### SHORT EXERCISE
Every entry must be echoed exactly.

== RECORDED INFORMATION

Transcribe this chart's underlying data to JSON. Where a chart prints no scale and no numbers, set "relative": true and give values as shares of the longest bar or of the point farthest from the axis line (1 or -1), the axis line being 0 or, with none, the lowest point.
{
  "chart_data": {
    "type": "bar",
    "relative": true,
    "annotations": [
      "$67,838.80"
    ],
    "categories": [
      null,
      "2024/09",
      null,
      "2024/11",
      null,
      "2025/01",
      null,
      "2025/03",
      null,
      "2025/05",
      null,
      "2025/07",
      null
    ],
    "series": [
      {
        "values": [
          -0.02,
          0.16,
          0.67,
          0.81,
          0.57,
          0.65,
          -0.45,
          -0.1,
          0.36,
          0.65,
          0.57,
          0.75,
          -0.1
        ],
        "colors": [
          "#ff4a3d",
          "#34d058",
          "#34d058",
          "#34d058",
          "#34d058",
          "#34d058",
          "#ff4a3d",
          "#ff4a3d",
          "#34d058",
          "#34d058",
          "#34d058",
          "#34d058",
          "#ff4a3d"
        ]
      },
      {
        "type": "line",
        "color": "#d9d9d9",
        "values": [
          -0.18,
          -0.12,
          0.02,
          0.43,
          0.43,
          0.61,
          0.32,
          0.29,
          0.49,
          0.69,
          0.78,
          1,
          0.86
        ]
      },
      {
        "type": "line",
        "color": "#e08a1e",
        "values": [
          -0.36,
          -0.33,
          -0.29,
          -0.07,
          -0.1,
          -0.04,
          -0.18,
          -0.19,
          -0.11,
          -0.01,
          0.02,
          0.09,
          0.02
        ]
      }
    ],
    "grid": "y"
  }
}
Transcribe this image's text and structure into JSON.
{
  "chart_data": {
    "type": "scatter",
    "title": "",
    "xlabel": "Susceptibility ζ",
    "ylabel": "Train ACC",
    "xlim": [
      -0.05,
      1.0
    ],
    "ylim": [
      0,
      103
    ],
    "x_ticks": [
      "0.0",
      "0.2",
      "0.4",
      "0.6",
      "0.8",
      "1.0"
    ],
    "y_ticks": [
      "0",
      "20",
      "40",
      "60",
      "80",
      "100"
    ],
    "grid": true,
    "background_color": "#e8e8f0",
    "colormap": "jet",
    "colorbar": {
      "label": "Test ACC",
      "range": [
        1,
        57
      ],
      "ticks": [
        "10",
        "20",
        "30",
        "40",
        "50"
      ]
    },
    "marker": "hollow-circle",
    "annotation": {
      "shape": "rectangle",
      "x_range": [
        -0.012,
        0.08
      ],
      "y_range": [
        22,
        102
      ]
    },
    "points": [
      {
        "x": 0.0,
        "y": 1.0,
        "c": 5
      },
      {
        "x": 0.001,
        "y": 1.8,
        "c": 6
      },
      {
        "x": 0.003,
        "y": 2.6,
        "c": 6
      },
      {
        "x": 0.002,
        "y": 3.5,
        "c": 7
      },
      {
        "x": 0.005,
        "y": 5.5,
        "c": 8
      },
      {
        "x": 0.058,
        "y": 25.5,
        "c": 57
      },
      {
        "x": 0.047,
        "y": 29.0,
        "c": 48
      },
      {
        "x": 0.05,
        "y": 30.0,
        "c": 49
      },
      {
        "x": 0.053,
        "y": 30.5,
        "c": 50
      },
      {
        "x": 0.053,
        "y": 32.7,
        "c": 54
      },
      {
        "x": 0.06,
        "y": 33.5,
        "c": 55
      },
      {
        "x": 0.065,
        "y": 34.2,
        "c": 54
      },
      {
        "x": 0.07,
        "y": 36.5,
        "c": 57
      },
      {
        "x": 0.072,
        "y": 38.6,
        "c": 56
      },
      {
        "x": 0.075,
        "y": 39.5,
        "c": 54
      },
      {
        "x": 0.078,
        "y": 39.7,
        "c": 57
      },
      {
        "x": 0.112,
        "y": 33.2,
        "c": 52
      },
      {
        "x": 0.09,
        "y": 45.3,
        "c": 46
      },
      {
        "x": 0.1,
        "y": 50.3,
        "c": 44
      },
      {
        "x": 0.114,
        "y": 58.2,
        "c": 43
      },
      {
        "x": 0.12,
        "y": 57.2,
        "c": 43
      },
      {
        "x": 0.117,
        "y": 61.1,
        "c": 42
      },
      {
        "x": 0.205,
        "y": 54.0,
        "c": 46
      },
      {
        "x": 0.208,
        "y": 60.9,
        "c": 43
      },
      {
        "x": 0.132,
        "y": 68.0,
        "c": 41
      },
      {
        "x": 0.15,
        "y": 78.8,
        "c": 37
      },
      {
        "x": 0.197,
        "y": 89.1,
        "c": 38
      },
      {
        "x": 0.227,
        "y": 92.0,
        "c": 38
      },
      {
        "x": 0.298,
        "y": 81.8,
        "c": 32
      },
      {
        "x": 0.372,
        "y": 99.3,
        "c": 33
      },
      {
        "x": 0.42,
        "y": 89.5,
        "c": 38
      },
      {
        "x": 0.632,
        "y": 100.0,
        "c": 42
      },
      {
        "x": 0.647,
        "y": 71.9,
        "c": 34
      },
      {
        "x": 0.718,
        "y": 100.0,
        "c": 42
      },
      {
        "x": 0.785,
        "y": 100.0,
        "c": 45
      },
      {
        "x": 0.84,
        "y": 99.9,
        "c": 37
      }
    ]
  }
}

====

### WRITTEN SOLUTION
Transcribe this chart's underlying data to JSON. Where a chart prints no scale and no numbers, set "relative": true and give values as shares of the longest bar or of the point farthest from the axis line (1 or -1), the axis line being 0 or, with none, the lowest point.
{
  "chart_data": {
    "type": "bar",
    "relative": true,
    "annotations": [
      "$67,838.80"
    ],
    "categories": [
      null,
      "2024/09",
      null,
      "2024/11",
      null,
      "2025/01",
      null,
      "2025/03",
      null,
      "2025/05",
      null,
      "2025/07",
      null
    ],
    "series": [
      {
        "values": [
          -0.02,
          0.16,
          0.67,
          0.81,
          0.57,
          0.65,
          -0.45,
          -0.1,
          0.36,
          0.65,
          0.57,
          0.75,
          -0.1
        ],
        "colors": [
          "#ff4a3d",
          "#34d058",
          "#34d058",
          "#34d058",
          "#34d058",
          "#34d058",
          "#ff4a3d",
          "#ff4a3d",
          "#34d058",
          "#34d058",
          "#34d058",
          "#34d058",
          "#ff4a3d"
        ]
      },
      {
        "type": "line",
        "color": "#d9d9d9",
        "values": [
          -0.18,
          -0.12,
          0.02,
          0.43,
          0.43,
          0.61,
          0.32,
          0.29,
          0.49,
          0.69,
          0.78,
          1,
          0.86
        ]
      },
      {
        "type": "line",
        "color": "#e08a1e",
        "values": [
          -0.36,
          -0.33,
          -0.29,
          -0.07,
          -0.1,
          -0.04,
          -0.18,
          -0.19,
          -0.11,
          -0.01,
          0.02,
          0.09,
          0.02
        ]
      }
    ],
    "grid": "y"
  }
}
Transcribe this image's text and structure into JSON.
{
  "chart_data": {
    "type": "scatter",
    "title": "",
    "xlabel": "Susceptibility ζ",
    "ylabel": "Train ACC",
    "xlim": [
      -0.05,
      1.0
    ],
    "ylim": [
      0,
      103
    ],
    "x_ticks": [
      "0.0",
      "0.2",
      "0.4",
      "0.6",
      "0.8",
      "1.0"
    ],
    "y_ticks": [
      "0",
      "20",
      "40",
      "60",
      "80",
      "100"
    ],
    "grid": true,
    "background_color": "#e8e8f0",
    "colormap": "jet",
    "colorbar": {
      "label": "Test ACC",
      "range": [
        1,
        57
      ],
      "ticks": [
        "10",
        "20",
        "30",
        "40",
        "50"
      ]
    },
    "marker": "hollow-circle",
    "annotation": {
      "shape": "rectangle",
      "x_range": [
        -0.012,
        0.08
      ],
      "y_range": [
        22,
        102
      ]
    },
    "points": [
      {
        "x": 0.0,
        "y": 1.0,
        "c": 5
      },
      {
        "x": 0.001,
        "y": 1.8,
        "c": 6
      },
      {
        "x": 0.003,
        "y": 2.6,
        "c": 6
      },
      {
        "x": 0.002,
        "y": 3.5,
        "c": 7
      },
      {
        "x": 0.005,
        "y": 5.5,
        "c": 8
      },
      {
        "x": 0.058,
        "y": 25.5,
        "c": 57
      },
      {
        "x": 0.047,
        "y": 29.0,
        "c": 48
      },
      {
        "x": 0.05,
        "y": 30.0,
        "c": 49
      },
      {
        "x": 0.053,
        "y": 30.5,
        "c": 50
      },
      {
        "x": 0.053,
        "y": 32.7,
        "c": 54
      },
      {
        "x": 0.06,
        "y": 33.5,
        "c": 55
      },
      {
        "x": 0.065,
        "y": 34.2,
        "c": 54
      },
      {
        "x": 0.07,
        "y": 36.5,
        "c": 57
      },
      {
        "x": 0.072,
        "y": 38.6,
        "c": 56
      },
      {
        "x": 0.075,
        "y": 39.5,
        "c": 54
      },
      {
        "x": 0.078,
        "y": 39.7,
        "c": 57
      },
      {
        "x": 0.112,
        "y": 33.2,
        "c": 52
      },
      {
        "x": 0.09,
        "y": 45.3,
        "c": 46
      },
      {
        "x": 0.1,
        "y": 50.3,
        "c": 44
      },
      {
        "x": 0.114,
        "y": 58.2,
        "c": 43
      },
      {
        "x": 0.12,
        "y": 57.2,
        "c": 43
      },
      {
        "x": 0.117,
        "y": 61.1,
        "c": 42
      },
      {
        "x": 0.205,
        "y": 54.0,
        "c": 46
      },
      {
        "x": 0.208,
        "y": 60.9,
        "c": 43
      },
      {
        "x": 0.132,
        "y": 68.0,
        "c": 41
      },
      {
        "x": 0.15,
        "y": 78.8,
        "c": 37
      },
      {
        "x": 0.197,
        "y": 89.1,
        "c": 38
      },
      {
        "x": 0.227,
        "y": 92.0,
        "c": 38
      },
      {
        "x": 0.298,
        "y": 81.8,
        "c": 32
      },
      {
        "x": 0.372,
        "y": 99.3,
        "c": 33
      },
      {
        "x": 0.42,
        "y": 89.5,
        "c": 38
      },
      {
        "x": 0.632,
        "y": 100.0,
        "c": 42
      },
      {
        "x": 0.647,
        "y": 71.9,
        "c": 34
      },
      {
        "x": 0.718,
        "y": 100.0,
        "c": 42
      },
      {
        "x": 0.785,
        "y": 100.0,
        "c": 45
      },
      {
        "x": 0.84,
        "y": 99.9,
        "c": 37
      }
    ]
  }
}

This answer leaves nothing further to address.